**Exercise input**
"""
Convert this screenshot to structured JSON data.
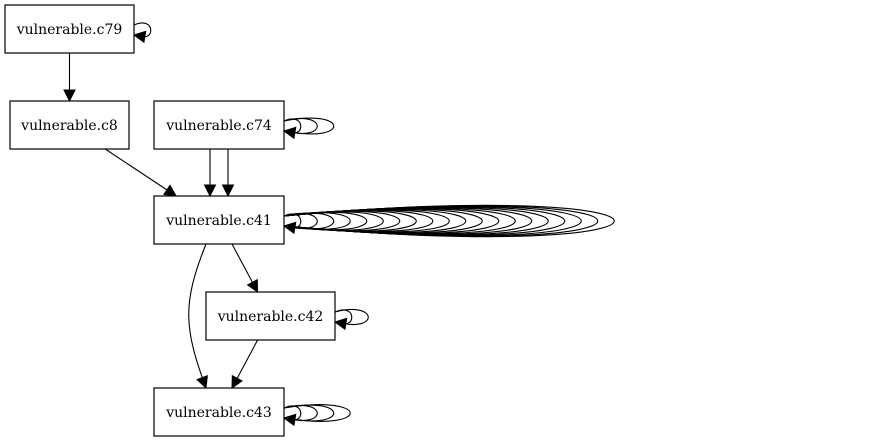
{
  "graph": {
    "nodes": [
      {
        "id": "c79",
        "label": "vulnerable.c79"
      },
      {
        "id": "c8",
        "label": "vulnerable.c8"
      },
      {
        "id": "c74",
        "label": "vulnerable.c74"
      },
      {
        "id": "c41",
        "label": "vulnerable.c41"
      },
      {
        "id": "c42",
        "label": "vulnerable.c42"
      },
      {
        "id": "c43",
        "label": "vulnerable.c43"
      }
    ],
    "edges": [
      {
        "from": "c79",
        "to": "c79",
        "count": 1
      },
      {
        "from": "c79",
        "to": "c8",
        "count": 1
      },
      {
        "from": "c8",
        "to": "c41",
        "count": 1
      },
      {
        "from": "c74",
        "to": "c74",
        "count": 3
      },
      {
        "from": "c74",
        "to": "c41",
        "count": 2
      },
      {
        "from": "c41",
        "to": "c41",
        "count": 20
      },
      {
        "from": "c41",
        "to": "c42",
        "count": 1
      },
      {
        "from": "c41",
        "to": "c43",
        "count": 1
      },
      {
        "from": "c42",
        "to": "c42",
        "count": 2
      },
      {
        "from": "c42",
        "to": "c43",
        "count": 1
      },
      {
        "from": "c43",
        "to": "c43",
        "count": 4
      }
    ]
  }
}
"""
**Work to complete**
All of the material above should be reproduced exactly, except the pictures.

**Solution**
Convert this screenshot to structured JSON data.
{
  "graph": {
    "nodes": [
      {
        "id": "c79",
        "label": "vulnerable.c79"
      },
      {
        "id": "c8",
        "label": "vulnerable.c8"
      },
      {
        "id": "c74",
        "label": "vulnerable.c74"
      },
      {
        "id": "c41",
        "label": "vulnerable.c41"
      },
      {
        "id": "c42",
        "label": "vulnerable.c42"
      },
      {
        "id": "c43",
        "label": "vulnerable.c43"
      }
    ],
    "edges": [
      {
        "from": "c79",
        "to": "c79",
        "count": 1
      },
      {
        "from": "c79",
        "to": "c8",
        "count": 1
      },
      {
        "from": "c8",
        "to": "c41",
        "count": 1
      },
      {
        "from": "c74",
        "to": "c74",
        "count": 3
      },
      {
        "from": "c74",
        "to": "c41",
        "count": 2
      },
      {
        "from": "c41",
        "to": "c41",
        "count": 20
      },
      {
        "from": "c41",
        "to": "c42",
        "count": 1
      },
      {
        "from": "c41",
        "to": "c43",
        "count": 1
      },
      {
        "from": "c42",
        "to": "c42",
        "count": 2
      },
      {
        "from": "c42",
        "to": "c43",
        "count": 1
      },
      {
        "from": "c43",
        "to": "c43",
        "count": 4
      }
    ]
  }
}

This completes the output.